What is needed: Search the records for the word "JSON" and report each line that has it.
#### The input ####
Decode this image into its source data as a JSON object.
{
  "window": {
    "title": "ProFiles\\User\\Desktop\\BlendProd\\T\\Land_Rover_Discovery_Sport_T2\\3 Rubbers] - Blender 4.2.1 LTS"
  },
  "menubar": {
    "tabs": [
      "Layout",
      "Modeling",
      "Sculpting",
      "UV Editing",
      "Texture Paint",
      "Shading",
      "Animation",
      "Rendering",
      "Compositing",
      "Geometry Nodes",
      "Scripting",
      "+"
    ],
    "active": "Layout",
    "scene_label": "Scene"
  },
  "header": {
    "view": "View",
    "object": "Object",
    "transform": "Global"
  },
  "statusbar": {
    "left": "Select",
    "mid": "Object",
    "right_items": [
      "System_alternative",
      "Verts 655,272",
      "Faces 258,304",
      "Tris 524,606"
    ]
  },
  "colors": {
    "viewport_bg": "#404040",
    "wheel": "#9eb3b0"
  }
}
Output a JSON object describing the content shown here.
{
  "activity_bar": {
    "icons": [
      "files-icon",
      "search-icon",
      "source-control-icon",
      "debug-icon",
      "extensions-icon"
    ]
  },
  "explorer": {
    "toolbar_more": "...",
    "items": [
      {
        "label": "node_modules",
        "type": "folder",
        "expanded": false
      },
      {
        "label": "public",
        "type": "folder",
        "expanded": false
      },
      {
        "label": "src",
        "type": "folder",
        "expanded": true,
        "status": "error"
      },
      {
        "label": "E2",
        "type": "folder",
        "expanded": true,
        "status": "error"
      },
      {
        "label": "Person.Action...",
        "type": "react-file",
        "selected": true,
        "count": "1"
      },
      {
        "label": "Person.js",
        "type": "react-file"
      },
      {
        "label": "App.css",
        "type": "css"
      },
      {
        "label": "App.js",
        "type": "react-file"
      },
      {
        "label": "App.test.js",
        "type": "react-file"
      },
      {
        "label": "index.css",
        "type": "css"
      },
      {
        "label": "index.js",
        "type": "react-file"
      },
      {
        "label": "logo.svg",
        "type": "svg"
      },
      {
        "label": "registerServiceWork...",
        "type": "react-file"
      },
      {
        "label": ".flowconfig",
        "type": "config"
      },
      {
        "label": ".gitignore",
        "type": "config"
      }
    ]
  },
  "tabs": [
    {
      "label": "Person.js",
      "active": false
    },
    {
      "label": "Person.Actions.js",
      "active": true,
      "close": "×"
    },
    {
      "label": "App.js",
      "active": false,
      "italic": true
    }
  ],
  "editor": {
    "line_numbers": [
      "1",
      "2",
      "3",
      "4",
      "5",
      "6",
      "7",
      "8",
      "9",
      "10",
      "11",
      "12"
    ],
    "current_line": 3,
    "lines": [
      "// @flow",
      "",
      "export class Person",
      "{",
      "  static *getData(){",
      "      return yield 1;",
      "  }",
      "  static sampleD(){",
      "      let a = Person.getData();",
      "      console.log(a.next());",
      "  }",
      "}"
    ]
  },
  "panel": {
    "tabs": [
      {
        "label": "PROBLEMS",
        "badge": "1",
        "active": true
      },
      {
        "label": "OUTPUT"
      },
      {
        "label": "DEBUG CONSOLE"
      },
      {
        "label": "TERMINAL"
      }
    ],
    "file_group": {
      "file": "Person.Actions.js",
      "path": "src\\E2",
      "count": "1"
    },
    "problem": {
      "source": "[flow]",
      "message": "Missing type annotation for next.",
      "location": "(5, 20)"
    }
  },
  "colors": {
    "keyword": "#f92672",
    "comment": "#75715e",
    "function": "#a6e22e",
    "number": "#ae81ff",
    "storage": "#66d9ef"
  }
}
####
Answer for this exercise:
Decode this image into its source data as a JSON object.
Output a JSON object describing the content shown here.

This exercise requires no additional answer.